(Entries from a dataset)
____________

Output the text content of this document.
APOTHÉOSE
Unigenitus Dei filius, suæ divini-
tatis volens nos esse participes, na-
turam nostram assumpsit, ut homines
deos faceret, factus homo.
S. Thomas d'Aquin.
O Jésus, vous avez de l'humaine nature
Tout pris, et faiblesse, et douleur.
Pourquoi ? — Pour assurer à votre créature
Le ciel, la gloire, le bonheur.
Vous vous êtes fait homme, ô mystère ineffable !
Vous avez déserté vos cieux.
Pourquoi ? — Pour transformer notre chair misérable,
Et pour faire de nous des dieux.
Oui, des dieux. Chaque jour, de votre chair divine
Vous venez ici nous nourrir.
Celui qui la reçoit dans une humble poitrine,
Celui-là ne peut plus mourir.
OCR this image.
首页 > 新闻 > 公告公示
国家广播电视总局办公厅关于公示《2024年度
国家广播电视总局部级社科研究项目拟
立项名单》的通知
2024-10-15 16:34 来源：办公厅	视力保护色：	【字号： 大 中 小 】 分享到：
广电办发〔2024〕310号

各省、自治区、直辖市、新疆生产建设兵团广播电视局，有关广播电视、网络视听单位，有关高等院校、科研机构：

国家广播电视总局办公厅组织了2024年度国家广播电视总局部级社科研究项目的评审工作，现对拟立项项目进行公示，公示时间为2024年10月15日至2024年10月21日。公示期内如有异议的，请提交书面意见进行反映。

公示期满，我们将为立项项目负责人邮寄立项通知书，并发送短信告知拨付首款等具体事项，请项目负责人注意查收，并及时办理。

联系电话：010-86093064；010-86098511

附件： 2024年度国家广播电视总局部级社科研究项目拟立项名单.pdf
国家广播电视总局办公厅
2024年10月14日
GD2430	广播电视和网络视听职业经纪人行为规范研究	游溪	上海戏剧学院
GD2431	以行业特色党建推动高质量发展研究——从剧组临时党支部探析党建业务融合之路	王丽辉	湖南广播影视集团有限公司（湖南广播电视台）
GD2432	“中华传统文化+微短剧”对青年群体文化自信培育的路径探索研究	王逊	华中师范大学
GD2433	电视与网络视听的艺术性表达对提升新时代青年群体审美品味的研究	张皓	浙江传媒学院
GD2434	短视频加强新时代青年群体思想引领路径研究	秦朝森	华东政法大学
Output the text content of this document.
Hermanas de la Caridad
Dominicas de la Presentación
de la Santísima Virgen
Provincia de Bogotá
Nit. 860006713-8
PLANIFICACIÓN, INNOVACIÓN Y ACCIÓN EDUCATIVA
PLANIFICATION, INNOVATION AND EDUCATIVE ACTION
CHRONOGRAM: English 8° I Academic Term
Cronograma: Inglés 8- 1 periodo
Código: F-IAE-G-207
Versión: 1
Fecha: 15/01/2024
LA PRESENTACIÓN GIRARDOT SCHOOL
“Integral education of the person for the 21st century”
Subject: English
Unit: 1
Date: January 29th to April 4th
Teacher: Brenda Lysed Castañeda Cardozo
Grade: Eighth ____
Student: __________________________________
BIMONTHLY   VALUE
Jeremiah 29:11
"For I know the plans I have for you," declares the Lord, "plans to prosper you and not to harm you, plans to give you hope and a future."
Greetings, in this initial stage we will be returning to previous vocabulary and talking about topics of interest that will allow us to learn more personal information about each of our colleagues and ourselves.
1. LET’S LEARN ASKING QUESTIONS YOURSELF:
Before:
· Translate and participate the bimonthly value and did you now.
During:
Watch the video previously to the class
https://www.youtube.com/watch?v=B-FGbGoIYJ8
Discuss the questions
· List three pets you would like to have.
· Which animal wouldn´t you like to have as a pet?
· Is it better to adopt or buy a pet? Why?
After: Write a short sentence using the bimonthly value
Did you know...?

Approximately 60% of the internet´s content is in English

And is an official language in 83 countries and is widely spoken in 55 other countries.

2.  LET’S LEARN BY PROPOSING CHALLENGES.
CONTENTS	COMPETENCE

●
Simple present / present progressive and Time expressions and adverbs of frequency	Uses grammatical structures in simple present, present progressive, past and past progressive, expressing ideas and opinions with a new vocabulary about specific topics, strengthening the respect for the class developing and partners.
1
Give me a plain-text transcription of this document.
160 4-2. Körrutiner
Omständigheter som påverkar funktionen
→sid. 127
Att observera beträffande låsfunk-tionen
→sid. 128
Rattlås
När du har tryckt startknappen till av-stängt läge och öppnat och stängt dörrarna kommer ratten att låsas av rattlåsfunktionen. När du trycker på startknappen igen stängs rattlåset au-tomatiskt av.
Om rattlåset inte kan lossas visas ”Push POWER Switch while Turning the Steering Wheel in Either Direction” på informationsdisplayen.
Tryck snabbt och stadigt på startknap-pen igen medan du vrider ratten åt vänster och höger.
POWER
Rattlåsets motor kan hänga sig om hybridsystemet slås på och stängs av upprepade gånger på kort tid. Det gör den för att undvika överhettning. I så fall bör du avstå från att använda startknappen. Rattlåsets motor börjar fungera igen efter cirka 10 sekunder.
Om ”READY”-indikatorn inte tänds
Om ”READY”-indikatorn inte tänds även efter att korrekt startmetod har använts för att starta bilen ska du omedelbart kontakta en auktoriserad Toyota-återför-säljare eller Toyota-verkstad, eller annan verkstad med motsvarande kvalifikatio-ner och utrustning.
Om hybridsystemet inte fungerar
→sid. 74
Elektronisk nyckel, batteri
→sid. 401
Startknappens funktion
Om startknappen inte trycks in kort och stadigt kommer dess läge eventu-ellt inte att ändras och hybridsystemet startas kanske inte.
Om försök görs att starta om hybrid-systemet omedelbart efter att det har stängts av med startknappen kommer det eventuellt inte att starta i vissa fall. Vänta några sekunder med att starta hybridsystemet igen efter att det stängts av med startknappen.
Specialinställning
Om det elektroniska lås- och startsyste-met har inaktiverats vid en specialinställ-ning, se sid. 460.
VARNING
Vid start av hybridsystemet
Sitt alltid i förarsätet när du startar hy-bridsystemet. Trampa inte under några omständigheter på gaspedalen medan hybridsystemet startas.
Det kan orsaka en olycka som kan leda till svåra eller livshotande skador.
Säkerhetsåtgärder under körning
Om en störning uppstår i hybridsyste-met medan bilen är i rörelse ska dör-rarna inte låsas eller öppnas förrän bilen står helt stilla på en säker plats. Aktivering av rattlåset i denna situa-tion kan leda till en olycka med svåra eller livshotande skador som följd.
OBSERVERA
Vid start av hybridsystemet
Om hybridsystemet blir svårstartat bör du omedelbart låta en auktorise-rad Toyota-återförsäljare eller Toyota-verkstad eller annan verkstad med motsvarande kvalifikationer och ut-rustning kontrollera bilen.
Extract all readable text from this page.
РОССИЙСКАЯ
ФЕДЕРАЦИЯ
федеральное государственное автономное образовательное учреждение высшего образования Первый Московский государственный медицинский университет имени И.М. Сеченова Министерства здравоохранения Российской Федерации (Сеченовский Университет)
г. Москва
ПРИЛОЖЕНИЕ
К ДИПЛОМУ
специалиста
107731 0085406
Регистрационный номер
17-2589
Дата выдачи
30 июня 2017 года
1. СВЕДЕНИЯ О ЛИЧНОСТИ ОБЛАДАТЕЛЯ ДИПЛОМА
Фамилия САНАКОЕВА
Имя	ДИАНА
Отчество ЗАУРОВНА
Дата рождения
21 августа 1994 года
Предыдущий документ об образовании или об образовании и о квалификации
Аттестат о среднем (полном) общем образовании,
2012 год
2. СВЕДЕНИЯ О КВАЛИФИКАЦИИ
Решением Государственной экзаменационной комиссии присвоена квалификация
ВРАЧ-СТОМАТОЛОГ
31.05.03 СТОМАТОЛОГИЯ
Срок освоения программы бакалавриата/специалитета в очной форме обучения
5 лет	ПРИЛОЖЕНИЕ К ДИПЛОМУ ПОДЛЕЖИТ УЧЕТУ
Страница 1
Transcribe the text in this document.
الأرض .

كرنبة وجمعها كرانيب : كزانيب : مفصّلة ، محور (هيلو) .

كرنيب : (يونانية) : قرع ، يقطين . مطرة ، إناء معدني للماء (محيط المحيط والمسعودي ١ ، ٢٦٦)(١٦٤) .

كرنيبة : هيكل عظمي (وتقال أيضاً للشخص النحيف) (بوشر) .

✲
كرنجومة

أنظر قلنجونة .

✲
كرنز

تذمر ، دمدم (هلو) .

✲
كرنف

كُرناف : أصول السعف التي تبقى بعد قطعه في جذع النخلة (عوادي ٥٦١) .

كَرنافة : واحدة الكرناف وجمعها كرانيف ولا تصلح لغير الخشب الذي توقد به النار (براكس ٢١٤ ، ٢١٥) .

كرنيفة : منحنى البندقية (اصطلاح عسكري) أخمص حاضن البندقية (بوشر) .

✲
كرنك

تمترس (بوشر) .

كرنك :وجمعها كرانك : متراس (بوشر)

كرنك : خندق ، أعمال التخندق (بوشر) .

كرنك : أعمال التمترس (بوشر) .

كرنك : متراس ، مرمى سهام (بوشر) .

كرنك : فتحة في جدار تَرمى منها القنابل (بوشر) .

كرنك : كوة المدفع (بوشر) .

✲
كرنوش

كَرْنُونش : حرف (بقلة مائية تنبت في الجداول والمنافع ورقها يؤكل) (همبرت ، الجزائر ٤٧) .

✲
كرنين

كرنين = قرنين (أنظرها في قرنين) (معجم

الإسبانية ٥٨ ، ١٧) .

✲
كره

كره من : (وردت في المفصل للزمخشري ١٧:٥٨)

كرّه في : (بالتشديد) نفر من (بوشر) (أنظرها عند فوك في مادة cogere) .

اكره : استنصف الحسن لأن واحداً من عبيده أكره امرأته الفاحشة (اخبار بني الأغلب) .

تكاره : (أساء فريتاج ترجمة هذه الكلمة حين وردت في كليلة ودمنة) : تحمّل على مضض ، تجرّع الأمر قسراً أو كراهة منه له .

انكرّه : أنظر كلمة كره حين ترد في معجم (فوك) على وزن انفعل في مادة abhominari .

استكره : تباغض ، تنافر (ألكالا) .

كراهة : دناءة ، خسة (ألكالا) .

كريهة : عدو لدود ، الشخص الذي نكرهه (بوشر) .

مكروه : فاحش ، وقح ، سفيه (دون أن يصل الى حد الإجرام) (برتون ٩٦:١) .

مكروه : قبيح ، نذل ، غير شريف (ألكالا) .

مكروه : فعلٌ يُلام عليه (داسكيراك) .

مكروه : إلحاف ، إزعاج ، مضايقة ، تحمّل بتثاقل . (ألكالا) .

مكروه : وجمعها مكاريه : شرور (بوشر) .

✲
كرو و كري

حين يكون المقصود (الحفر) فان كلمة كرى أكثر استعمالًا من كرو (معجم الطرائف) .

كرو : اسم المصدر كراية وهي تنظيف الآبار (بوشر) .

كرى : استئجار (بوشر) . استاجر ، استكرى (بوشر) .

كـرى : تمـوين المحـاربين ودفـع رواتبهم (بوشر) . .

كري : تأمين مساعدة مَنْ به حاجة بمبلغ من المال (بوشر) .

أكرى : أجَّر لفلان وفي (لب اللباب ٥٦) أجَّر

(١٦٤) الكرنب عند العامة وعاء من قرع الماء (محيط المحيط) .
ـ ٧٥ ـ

____________

EXERCISE PROMPT: Filter out all lines lacking the word "några" and copy the rest.

REPLY:
Om försök görs att starta om hybrid-systemet omedelbart efter att det har stängts av med startknappen kommer det eventuellt inte att starta i vissa fall. Vänta några sekunder med att starta hybridsystemet igen efter att det stängts av med startknappen.
Sitt alltid i förarsätet när du startar hy-bridsystemet. Trampa inte under några omständigheter på gaspedalen medan hybridsystemet startas.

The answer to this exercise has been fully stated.